Written request A
Answer these questions from the film listings, one line each:
(i) In what country is the Flora Gomes feature set and filmed?
(ii) Who plays the disapproving mother-in-law in I Like It Like That?
(iii) At which theater and what time is I Like It Like That shown?
Written request B
Using the film listings, decide whether each statement is true. Answer yes or no and quote the words that settle it.
(i) The Flora Gomes feature is shown at Hokin Hall Theater.
(ii) The couple in I Like It Like That raise their kids in Brooklyn.
(iii) The husband lands in jail after trying to steal a stereo during a blackout.
Written request C
Carry on the film listings from the point where they stop.

Excerpted passage
● ● ● ● ● ● ●

A tragicomic feature by Flora Gomes (1991), set and filmed in Guinea-Bissau, about the secret love of a young girl in the city of Bissau who’s secretly loved by someone else. (Hokin Hall Theater, 7:30)

I Like It Like That

This stunning debut by writer-director Darnell Martin is the first movie by a woman from a ghetto background to be produced by a major studio. A raucous comedy-drama about a volatile Latino couple trying to raise their three kids in a Bronx ghetto, it manages a truce between Hollywood pizzazz and authenticity while jumping with energy (though it runs out of steam a little before the end). The charismatic heroine, played by Lauren Velez-a mulatto, like Martin-goes after a job with a recording executive after her husband tries to steal a stereo during a blackout and winds up in jail; among the other characters are her brother Jesse Borrego), a transvestite botanica owner, and her downstairs neighbor and worst enemy (Lisa Vidal), an unwed mother who’s after Velez’s husband, and her disapproving mother-in-law (a delightful turn by Rita Moreno). While keeping up a frenetic pace, the movie manages to speak thoughtfully about parenting, marital sex problems, jealousy, gossip, lotteries, record promotion, inner-city crime, and homophobla. It’s not common to find so much bombast and wisdom coexisting, but from the evidence offered here Darnell Martin is an uncommon talent-offering an eyeful as well as an earful. With Griffin Dunne, Jon Seda, Jesse Borrego, and Lisa Vidal. (Ferguson Theater, 7:35)

● ● ● ● ● ● ●

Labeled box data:
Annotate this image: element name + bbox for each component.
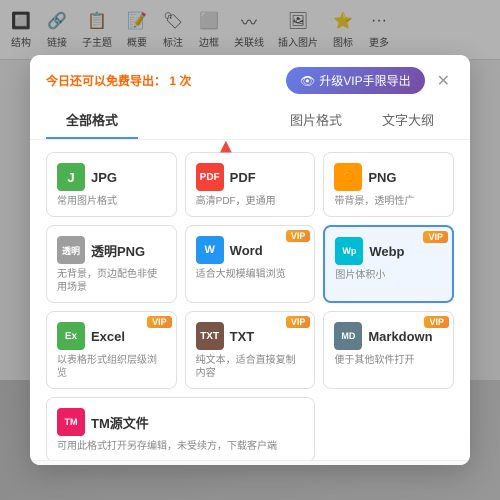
free-export-text: 今日还可以免费导出： 1 次	[46, 72, 191, 89]
format-jpg-header: J JPG	[57, 163, 166, 191]
export-modal: 今日还可以免费导出： 1 次 👁 升级VIP手限导出 ✕ 全部格式 图片格式	[30, 55, 470, 465]
pdf-icon: PDF	[196, 163, 224, 191]
tab-all-formats[interactable]: 全部格式	[46, 102, 138, 139]
format-markdown[interactable]: MD Markdown 便于其他软件打开 VIP	[323, 311, 454, 389]
tab-all-formats-label: 全部格式	[66, 113, 118, 128]
format-tm-name: TM源文件	[91, 413, 149, 432]
format-txt-name: TXT	[230, 329, 255, 344]
format-tm[interactable]: TM TM源文件 可用此格式打开另存编辑，未受续方，下载客户端 ▼	[46, 397, 315, 460]
txt-icon: TXT	[196, 322, 224, 350]
format-tm-desc: 可用此格式打开另存编辑，未受续方，下载客户端	[57, 440, 304, 453]
format-png-desc: 带背景，透明性广	[334, 195, 443, 208]
jpg-icon: J	[57, 163, 85, 191]
format-word-name: Word	[230, 243, 263, 258]
tab-image-formats[interactable]: 图片格式	[270, 102, 362, 139]
format-transparent-png[interactable]: 透明 透明PNG 无背景，页边配色非使用场景	[46, 225, 177, 303]
format-webp-name: Webp	[369, 244, 404, 259]
tab-text-outline[interactable]: 文字大纲	[362, 102, 454, 139]
format-webp-desc: 图片体积小	[335, 269, 442, 282]
resolution-bar: 清晰度： 标清：72dpi（适合浏览览） 超清：300dpi（适合打印）	[30, 460, 470, 465]
txt-vip-badge: VIP	[286, 316, 311, 328]
markdown-vip-badge: VIP	[424, 316, 449, 328]
format-pdf-name: PDF	[230, 170, 256, 185]
format-word-desc: 适合大规模编辑浏览	[196, 268, 305, 281]
format-jpg[interactable]: J JPG 常用图片格式	[46, 152, 177, 217]
modal-close-button[interactable]: ✕	[433, 71, 454, 91]
excel-vip-badge: VIP	[147, 316, 172, 328]
modal-header-top: 今日还可以免费导出： 1 次 👁 升级VIP手限导出 ✕	[46, 67, 454, 94]
tpng-icon: 透明	[57, 236, 85, 264]
format-word[interactable]: W Word 适合大规模编辑浏览 VIP	[185, 225, 316, 303]
format-txt-desc: 纯文本，适合直接复制内容	[196, 354, 305, 380]
format-tpng-desc: 无背景，页边配色非使用场景	[57, 268, 166, 294]
modal-tabs: 全部格式 图片格式 文字大纲	[46, 102, 454, 139]
webp-icon: Wp	[335, 237, 363, 265]
format-png[interactable]: 🟠 PNG 带背景，透明性广	[323, 152, 454, 217]
format-pdf-header: PDF PDF	[196, 163, 305, 191]
format-pdf[interactable]: PDF PDF 高清PDF，更通用 ▼	[185, 152, 316, 217]
format-jpg-name: JPG	[91, 170, 117, 185]
format-png-header: 🟠 PNG	[334, 163, 443, 191]
format-markdown-desc: 便于其他软件打开	[334, 354, 443, 367]
modal-overlay[interactable]: 今日还可以免费导出： 1 次 👁 升级VIP手限导出 ✕ 全部格式 图片格式	[0, 0, 500, 500]
eye-icon: 👁	[300, 74, 315, 88]
format-tpng-name: 透明PNG	[91, 241, 145, 260]
vip-upgrade-button[interactable]: 👁 升级VIP手限导出	[286, 67, 425, 94]
format-tm-header: TM TM源文件	[57, 408, 304, 436]
format-tpng-header: 透明 透明PNG	[57, 236, 166, 264]
format-jpg-desc: 常用图片格式	[57, 195, 166, 208]
webp-vip-badge: VIP	[423, 231, 448, 243]
format-grid: J JPG 常用图片格式 PDF PDF 高清PDF，更通用 ▼	[46, 152, 454, 460]
png-icon: 🟠	[334, 163, 362, 191]
free-export-count: 1 次	[169, 74, 191, 88]
vip-upgrade-label: 升级VIP手限导出	[319, 72, 410, 89]
tab-image-formats-label: 图片格式	[290, 113, 342, 128]
arrow-pdf: ▼	[216, 140, 236, 158]
word-vip-badge: VIP	[286, 230, 311, 242]
format-txt[interactable]: TXT TXT 纯文本，适合直接复制内容 VIP	[185, 311, 316, 389]
word-icon: W	[196, 236, 224, 264]
format-png-name: PNG	[368, 170, 396, 185]
markdown-icon: MD	[334, 322, 362, 350]
format-excel-name: Excel	[91, 329, 125, 344]
format-excel-desc: 以表格形式组织层级浏览	[57, 354, 166, 380]
format-webp[interactable]: Wp Webp 图片体积小 VIP	[323, 225, 454, 303]
format-pdf-desc: 高清PDF，更通用	[196, 195, 305, 208]
tm-icon: TM	[57, 408, 85, 436]
tab-text-outline-label: 文字大纲	[382, 113, 434, 128]
modal-header: 今日还可以免费导出： 1 次 👁 升级VIP手限导出 ✕ 全部格式 图片格式	[30, 55, 470, 140]
modal-body: J JPG 常用图片格式 PDF PDF 高清PDF，更通用 ▼	[30, 140, 470, 460]
excel-icon: Ex	[57, 322, 85, 350]
free-export-label: 今日还可以免费导出：	[46, 74, 166, 88]
format-excel[interactable]: Ex Excel 以表格形式组织层级浏览 VIP	[46, 311, 177, 389]
format-markdown-name: Markdown	[368, 329, 432, 344]
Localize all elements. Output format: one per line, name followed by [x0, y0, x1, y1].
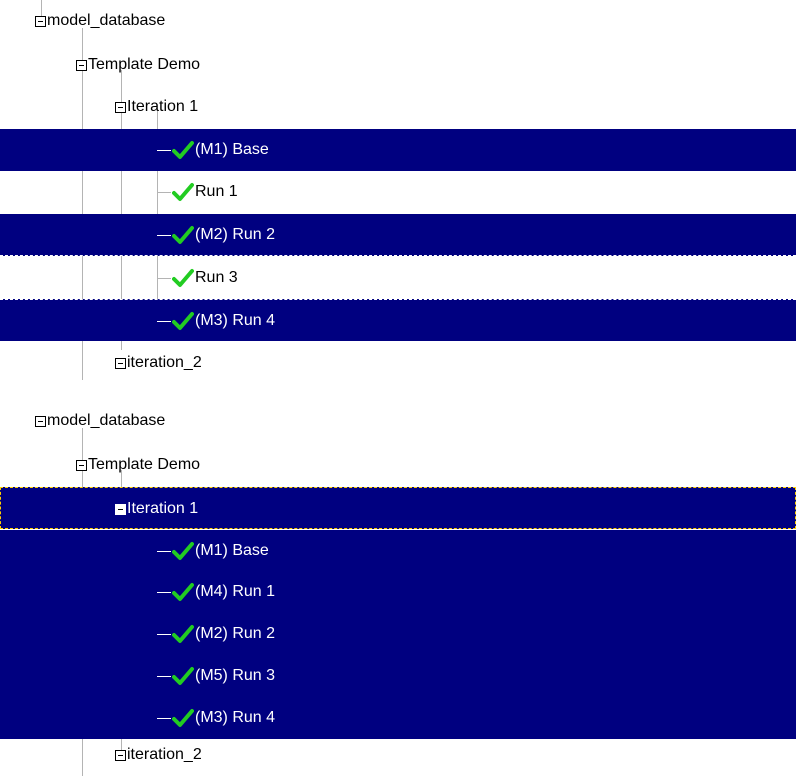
- checkmark-icon: [172, 269, 194, 287]
- checkmark-icon: [172, 226, 194, 244]
- collapse-minus-icon[interactable]: [76, 459, 87, 471]
- node-label: model_database: [47, 412, 166, 429]
- node-label: Template Demo: [88, 56, 201, 73]
- checkmark-icon: [172, 625, 194, 643]
- collapse-minus-icon[interactable]: [35, 415, 46, 427]
- collapse-minus-icon[interactable]: [115, 749, 126, 761]
- node-label: (M2) Run 2: [195, 226, 276, 243]
- checkmark-icon: [172, 312, 194, 330]
- node-label: (M5) Run 3: [195, 667, 276, 684]
- checkmark-icon: [172, 141, 194, 159]
- node-label: Iteration 1: [127, 98, 199, 115]
- checkmark-icon: [172, 542, 194, 560]
- node-label: model_database: [47, 12, 166, 29]
- collapse-minus-icon[interactable]: [115, 503, 126, 515]
- tree-view-2: model_database Template Demo Iteration 1…: [0, 400, 796, 776]
- node-label: Run 1: [195, 183, 238, 200]
- tree-node-run[interactable]: (M3) Run 4: [0, 697, 796, 739]
- node-label: Run 3: [195, 269, 238, 286]
- tree-node-root[interactable]: model_database: [0, 0, 796, 42]
- tree-node-run[interactable]: (M2) Run 2: [0, 214, 796, 256]
- checkmark-icon: [172, 709, 194, 727]
- tree-node-project[interactable]: Template Demo: [0, 444, 796, 486]
- tree-node-run[interactable]: (M4) Run 1: [0, 571, 796, 613]
- collapse-minus-icon[interactable]: [35, 15, 46, 27]
- tree-node-root[interactable]: model_database: [0, 400, 796, 442]
- node-label: (M3) Run 4: [195, 709, 276, 726]
- tree-node-run[interactable]: Run 1: [0, 171, 796, 213]
- node-label: (M2) Run 2: [195, 625, 276, 642]
- tree-node-run[interactable]: Run 3: [0, 257, 796, 299]
- tree-node-run[interactable]: (M5) Run 3: [0, 655, 796, 697]
- tree-node-iteration-1[interactable]: Iteration 1: [0, 487, 796, 529]
- node-label: (M1) Base: [195, 141, 269, 158]
- node-label: (M4) Run 1: [195, 583, 276, 600]
- checkmark-icon: [172, 183, 194, 201]
- node-label: Template Demo: [88, 456, 201, 473]
- node-label: (M3) Run 4: [195, 312, 276, 329]
- checkmark-icon: [172, 583, 194, 601]
- tree-node-run[interactable]: (M1) Base: [0, 530, 796, 572]
- tree-node-run[interactable]: (M3) Run 4: [0, 299, 796, 341]
- checkmark-icon: [172, 667, 194, 685]
- node-label: iteration_2: [127, 354, 202, 371]
- tree-node-project[interactable]: Template Demo: [0, 44, 796, 86]
- tree-node-iteration-2[interactable]: iteration_2: [0, 734, 796, 776]
- tree-node-iteration-1[interactable]: Iteration 1: [0, 86, 796, 128]
- tree-node-run[interactable]: (M2) Run 2: [0, 613, 796, 655]
- collapse-minus-icon[interactable]: [76, 59, 87, 71]
- tree-view-1: model_database Template Demo Iteration 1…: [0, 0, 796, 388]
- node-label: iteration_2: [127, 746, 202, 763]
- collapse-minus-icon[interactable]: [115, 357, 126, 369]
- tree-node-iteration-2[interactable]: iteration_2: [0, 342, 796, 384]
- node-label: (M1) Base: [195, 542, 269, 559]
- tree-node-run[interactable]: (M1) Base: [0, 129, 796, 171]
- node-label: Iteration 1: [127, 500, 199, 517]
- collapse-minus-icon[interactable]: [115, 101, 126, 113]
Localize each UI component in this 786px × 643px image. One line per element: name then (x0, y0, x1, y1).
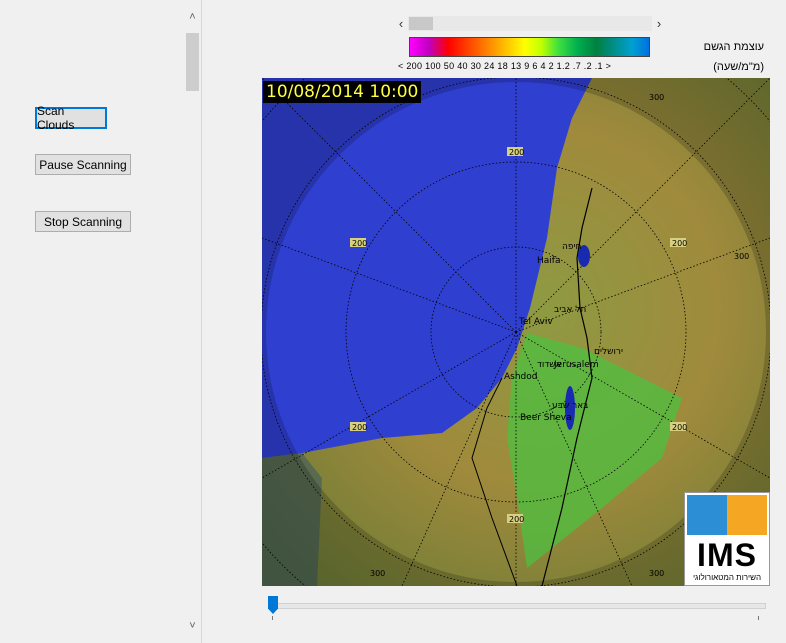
scroll-left-icon[interactable]: ‹ (394, 15, 408, 32)
horizontal-scroll-track[interactable] (408, 16, 652, 31)
timeline-slider-track[interactable] (268, 603, 766, 609)
scroll-up-icon[interactable]: ˄ (184, 8, 201, 25)
scroll-right-icon[interactable]: › (652, 15, 666, 32)
range-label: 200 (672, 423, 687, 432)
range-label: 200 (509, 148, 524, 157)
timeline-slider-thumb[interactable] (268, 596, 278, 614)
horizontal-scroll-thumb[interactable] (409, 17, 433, 30)
city-label-en: Beer Sheva (520, 413, 572, 423)
legend-title: עוצמת הגשם (703, 41, 764, 53)
stop-scanning-button[interactable]: Stop Scanning (35, 211, 131, 232)
range-label: 300 (649, 93, 664, 102)
range-label: 200 (509, 515, 524, 524)
city-label-en: Haifa (537, 256, 560, 266)
city-label-he: ירושלים (594, 347, 623, 357)
panel-divider (201, 0, 202, 643)
vertical-scroll-thumb[interactable] (186, 33, 199, 91)
ims-logo: IMS השירות המטאורולוגי (684, 492, 770, 586)
scan-clouds-button[interactable]: Scan Clouds (35, 104, 107, 132)
slider-tick (758, 616, 759, 620)
range-label: 300 (734, 252, 749, 261)
city-label-en: Ashdod (504, 372, 537, 382)
vertical-scrollbar[interactable]: ˄ ˅ (184, 8, 201, 634)
legend-unit: (מ"מ/שעה) (713, 61, 764, 73)
city-label-en: Tel Aviv (518, 317, 553, 327)
city-label-he: חיפה (562, 242, 582, 252)
range-label: 200 (672, 239, 687, 248)
range-label: 200 (352, 239, 367, 248)
city-label-he: תל אביב (554, 305, 586, 315)
horizontal-scrollbar[interactable]: ‹ › (394, 15, 666, 32)
rain-intensity-color-scale (409, 37, 650, 57)
scroll-down-icon[interactable]: ˅ (184, 617, 201, 634)
range-label: 300 (649, 569, 664, 578)
logo-subtitle: השירות המטאורולוגי (692, 573, 762, 582)
city-label-he: באר שבע (552, 401, 588, 411)
slider-tick (272, 616, 273, 620)
city-label-he: אשדוד (537, 360, 562, 370)
range-label: 200 (352, 423, 367, 432)
pause-scanning-button[interactable]: Pause Scanning (35, 154, 131, 175)
range-label: 300 (370, 569, 385, 578)
logo-name: IMS (697, 537, 757, 573)
radar-timestamp: 10/08/2014 10:00 (263, 81, 422, 103)
weather-logo-icon (687, 495, 767, 535)
legend-scale-labels: < 200 100 50 40 30 24 18 13 9 6 4 2 1.2 … (398, 61, 612, 71)
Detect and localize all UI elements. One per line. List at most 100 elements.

● ● ● ● ● ● ●

Written response A
(i) Guinea-Bissau
(ii) Rita Moreno
(iii) Ferguson Theater, 7:35

Written response B
(i) Yes: "(Hokin Hall Theater, 7:30)"
(ii) No: "trying to raise their three kids in a Bronx ghetto"
(iii) Yes: "her husband tries to steal a stereo during a blackout and winds up in jail"

Written response C
Touki Bouki

This first feature by Senegalese director Djibril Diop Mambety is one of the greatest of all African films and almost certainly the most experimental (1973). Beautifully shot and strikingly conceived, it follows the comic misadventures of a young motorcyclist and former herdsman (Magaye Niang) who gets involved in petty crimes in Dakar during an attempt to escape to Paris with the woman he loves (Mareme Niang). The title translates as “hyena’s voyage,” and among the things that make this film so interesting stylistically are the fantasy sequences involving the couple’s projected images of themselves in Paris and elsewhere. (Collins Theater, 8:50)

Gito, the Ungrateful

An African comedy from Burundi by Leonce Ngabo (1992). The title hero is an ambitious politician who returns home from school in Paris with hopes of becoming a big shot in the government, but soon encounters difficulties–which increase after his Paris girlfriend turns up; with Joseph Kumbela, Marie Bunuel, and Aoua Sangare. (Hokin Hall Theater, 9:25)

SATURDAY, APRIL 27

Ganga Zumba

The Brazilian slave revolt of 1641, the first in the Americas, as seen through the eyes of a young black man. This 1963 production, made at the start of Brazil’s Cinema Novo movement, was the first feature of Carlos Diegues (Xica, Bye Bye Brazil). (DK) (Ferguson Theater, 9:00 am)

Maria Antonia

Adapted from Eugenio Hernandez’s play, this 1990 Cuban feature by Sergio Giral, set in Havana in the 50s, concerns a beautiful, rebellious young woman who’s taken to a high priest by her godmother; with Alina Rodriguez and Alexis Valdez. (Hokin Hall Theater, 9:00 am)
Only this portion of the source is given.